**Brano**.
****************************************
I dati relativi all’Italia confermano la stessa tendenza, con alcune criticità ancora più marcate.

L’86% dei tech leader italiani segnala una pressione medio-alta da parte del CEO o dell’executive leadership per accelerare l’adozione degli agenti AI, ma soltanto il 9% ritiene che la propria organizzazione sia realmente pronta a gestirne la diffusione su larga scala.

Anche gli investimenti sono destinati ad aumentare. La quota del budget IT dedicata all’intelligenza artificiale dovrebbe infatti crescere dal 16% nel 2025 al 28% nel 2027.

Parallelamente, però, il 90% degli intervistati italiani riconosce di non disporre ancora di una visibilità completa e in tempo reale sulla spesa AI.

«Il quadro che emerge è quello di un’ambizione sull’intelligenza artificiale che cresce più rapidamente della capacità delle organizzazioni di governarla: la sfida per le imprese non è rallentare l’innovazione, ma creare le condizioni per scalarla in modo sicuro e sostenibile, integrando fin dall’inizio governance, trasparenza, controllo dei costi e responsabilità nelle architetture, nei processi e negli agenti AI, così che la velocità di adozione si traduca in valore concreto e duraturo».

È il commento di Giuseppe Bottura, Chief Technology Officer di IBM Consulting Italia.
****************************************
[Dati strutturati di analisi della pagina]
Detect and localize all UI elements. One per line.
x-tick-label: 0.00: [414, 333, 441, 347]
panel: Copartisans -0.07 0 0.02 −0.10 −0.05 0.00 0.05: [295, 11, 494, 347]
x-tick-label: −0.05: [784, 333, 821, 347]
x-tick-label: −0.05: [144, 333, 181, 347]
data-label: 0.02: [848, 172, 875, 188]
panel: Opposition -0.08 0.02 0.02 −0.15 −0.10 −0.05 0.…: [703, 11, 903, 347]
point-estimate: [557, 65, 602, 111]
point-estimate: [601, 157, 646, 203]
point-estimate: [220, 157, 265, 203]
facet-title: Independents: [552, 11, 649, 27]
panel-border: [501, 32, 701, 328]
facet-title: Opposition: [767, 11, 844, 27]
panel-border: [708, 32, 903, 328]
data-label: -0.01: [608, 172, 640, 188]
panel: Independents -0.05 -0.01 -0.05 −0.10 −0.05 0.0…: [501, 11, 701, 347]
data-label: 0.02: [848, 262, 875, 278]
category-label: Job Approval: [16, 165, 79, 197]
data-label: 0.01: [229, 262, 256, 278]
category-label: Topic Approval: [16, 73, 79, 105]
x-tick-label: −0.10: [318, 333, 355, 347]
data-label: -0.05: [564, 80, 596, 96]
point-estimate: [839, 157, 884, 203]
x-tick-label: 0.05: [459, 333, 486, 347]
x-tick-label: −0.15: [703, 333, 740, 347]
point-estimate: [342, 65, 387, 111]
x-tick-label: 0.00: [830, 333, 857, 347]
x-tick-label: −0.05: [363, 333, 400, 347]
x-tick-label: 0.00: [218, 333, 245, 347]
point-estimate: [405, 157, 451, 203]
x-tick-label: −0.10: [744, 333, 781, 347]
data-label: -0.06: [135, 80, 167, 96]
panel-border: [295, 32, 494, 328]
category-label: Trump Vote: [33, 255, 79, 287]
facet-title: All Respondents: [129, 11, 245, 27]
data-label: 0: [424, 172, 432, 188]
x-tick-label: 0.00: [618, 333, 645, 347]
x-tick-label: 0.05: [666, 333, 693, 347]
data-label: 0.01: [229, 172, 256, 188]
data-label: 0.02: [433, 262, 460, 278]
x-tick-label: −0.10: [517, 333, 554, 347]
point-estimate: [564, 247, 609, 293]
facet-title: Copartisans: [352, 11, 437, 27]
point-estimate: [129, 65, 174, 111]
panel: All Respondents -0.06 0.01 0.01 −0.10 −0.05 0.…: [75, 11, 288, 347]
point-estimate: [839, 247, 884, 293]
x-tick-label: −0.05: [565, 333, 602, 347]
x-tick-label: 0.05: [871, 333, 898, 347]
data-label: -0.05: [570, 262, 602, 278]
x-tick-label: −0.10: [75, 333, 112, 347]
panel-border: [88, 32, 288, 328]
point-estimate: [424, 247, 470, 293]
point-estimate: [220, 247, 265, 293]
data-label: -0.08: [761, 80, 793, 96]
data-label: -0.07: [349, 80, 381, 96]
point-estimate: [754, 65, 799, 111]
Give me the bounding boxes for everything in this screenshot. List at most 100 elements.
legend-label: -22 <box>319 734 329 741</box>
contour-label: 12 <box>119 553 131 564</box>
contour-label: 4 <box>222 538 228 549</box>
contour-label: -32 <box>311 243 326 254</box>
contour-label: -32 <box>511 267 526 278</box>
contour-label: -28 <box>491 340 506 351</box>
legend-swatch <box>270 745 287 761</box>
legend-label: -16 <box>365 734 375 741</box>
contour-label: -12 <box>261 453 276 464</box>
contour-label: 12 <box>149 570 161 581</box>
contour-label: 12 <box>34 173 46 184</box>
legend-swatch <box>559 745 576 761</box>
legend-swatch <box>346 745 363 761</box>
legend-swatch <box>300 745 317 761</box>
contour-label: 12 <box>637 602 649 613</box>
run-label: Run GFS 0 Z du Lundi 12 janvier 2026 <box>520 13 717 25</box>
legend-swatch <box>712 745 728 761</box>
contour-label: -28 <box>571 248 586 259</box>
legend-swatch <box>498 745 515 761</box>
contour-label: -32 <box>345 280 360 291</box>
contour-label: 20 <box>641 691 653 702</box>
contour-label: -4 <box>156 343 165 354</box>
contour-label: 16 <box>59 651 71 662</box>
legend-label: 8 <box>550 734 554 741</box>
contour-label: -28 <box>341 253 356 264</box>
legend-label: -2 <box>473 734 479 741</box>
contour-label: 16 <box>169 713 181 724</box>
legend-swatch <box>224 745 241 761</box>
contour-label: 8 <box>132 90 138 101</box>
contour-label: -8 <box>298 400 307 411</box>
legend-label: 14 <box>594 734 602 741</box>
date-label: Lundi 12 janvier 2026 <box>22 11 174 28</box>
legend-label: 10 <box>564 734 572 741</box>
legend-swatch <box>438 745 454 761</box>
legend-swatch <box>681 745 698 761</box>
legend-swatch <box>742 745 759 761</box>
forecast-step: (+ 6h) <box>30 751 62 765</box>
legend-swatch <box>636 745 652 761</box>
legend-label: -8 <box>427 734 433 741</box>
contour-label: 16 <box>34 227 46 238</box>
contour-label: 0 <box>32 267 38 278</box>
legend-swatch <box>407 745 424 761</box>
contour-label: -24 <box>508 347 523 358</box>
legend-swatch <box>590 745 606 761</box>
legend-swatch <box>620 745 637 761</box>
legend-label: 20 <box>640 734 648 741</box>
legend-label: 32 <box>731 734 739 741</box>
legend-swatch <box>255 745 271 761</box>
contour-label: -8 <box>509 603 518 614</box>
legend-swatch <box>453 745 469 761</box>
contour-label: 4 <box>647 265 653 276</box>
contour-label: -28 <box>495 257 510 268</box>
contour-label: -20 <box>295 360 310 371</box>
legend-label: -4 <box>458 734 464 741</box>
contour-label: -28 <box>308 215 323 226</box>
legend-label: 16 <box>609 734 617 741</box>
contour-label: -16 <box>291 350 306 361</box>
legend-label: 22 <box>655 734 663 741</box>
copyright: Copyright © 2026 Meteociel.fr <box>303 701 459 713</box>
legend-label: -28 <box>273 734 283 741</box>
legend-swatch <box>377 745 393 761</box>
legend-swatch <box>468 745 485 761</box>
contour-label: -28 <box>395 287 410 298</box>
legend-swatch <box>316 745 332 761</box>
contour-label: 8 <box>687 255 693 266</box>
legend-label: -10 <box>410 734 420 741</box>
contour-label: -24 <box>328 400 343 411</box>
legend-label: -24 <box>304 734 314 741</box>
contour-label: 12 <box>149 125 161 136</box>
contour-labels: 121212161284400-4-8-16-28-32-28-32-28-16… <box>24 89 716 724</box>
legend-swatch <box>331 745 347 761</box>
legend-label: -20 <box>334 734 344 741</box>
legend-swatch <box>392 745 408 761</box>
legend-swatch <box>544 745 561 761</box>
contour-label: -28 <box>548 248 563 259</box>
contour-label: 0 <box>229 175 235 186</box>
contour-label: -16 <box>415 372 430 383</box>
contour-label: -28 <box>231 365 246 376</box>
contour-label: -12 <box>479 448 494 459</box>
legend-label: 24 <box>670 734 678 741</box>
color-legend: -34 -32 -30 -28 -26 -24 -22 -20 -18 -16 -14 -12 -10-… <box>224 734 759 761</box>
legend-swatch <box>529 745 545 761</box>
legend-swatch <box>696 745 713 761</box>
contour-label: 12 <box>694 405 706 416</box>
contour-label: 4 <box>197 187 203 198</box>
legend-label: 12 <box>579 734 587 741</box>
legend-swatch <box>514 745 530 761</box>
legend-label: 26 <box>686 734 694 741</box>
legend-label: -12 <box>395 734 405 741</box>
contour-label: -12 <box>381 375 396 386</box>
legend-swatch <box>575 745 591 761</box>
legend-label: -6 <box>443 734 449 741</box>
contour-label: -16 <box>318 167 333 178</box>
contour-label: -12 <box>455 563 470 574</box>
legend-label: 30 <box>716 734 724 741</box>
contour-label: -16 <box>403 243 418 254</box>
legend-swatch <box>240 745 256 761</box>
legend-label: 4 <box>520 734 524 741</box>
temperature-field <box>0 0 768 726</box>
****************************************
**Compito 1**.
Indica se ciascuna affermazione, (a), (b) e (c), concorda con il brano, rispondendo sì o no e citando le parole decisive. (a) Solo il 9% dei tech leader italiani ritiene la propria organizzazione davvero pronta a gestire la diffusione degli agenti AI su larga scala. (b) La quota del budget IT destinata all'intelligenza artificiale dovrebbe diminuire tra il 2025 e il 2027. (c) Il commento finale è di un Chief Technology Officer di IBM Consulting Italia.
**Compito 2**.
Trascrivi senza modifiche il tratto del brano che comincia con "Anche gli investimenti" e prosegue fino a "28% nel 2027.".

**Risposta 1**.
(a) Sì: "soltanto il 9% ritiene che la propria organizzazione sia realmente pronta a gestirne la diffusione su larga scala".
(b) No: "dovrebbe infatti crescere dal 16% nel 2025 al 28% nel 2027".
(c) Sì: "È il commento di Giuseppe Bottura, Chief Technology Officer di IBM Consulting Italia".

**Risposta 2**.
Anche gli investimenti sono destinati ad aumentare. La quota del budget IT dedicata all’intelligenza artificiale dovrebbe infatti crescere dal 16% nel 2025 al 28% nel 2027.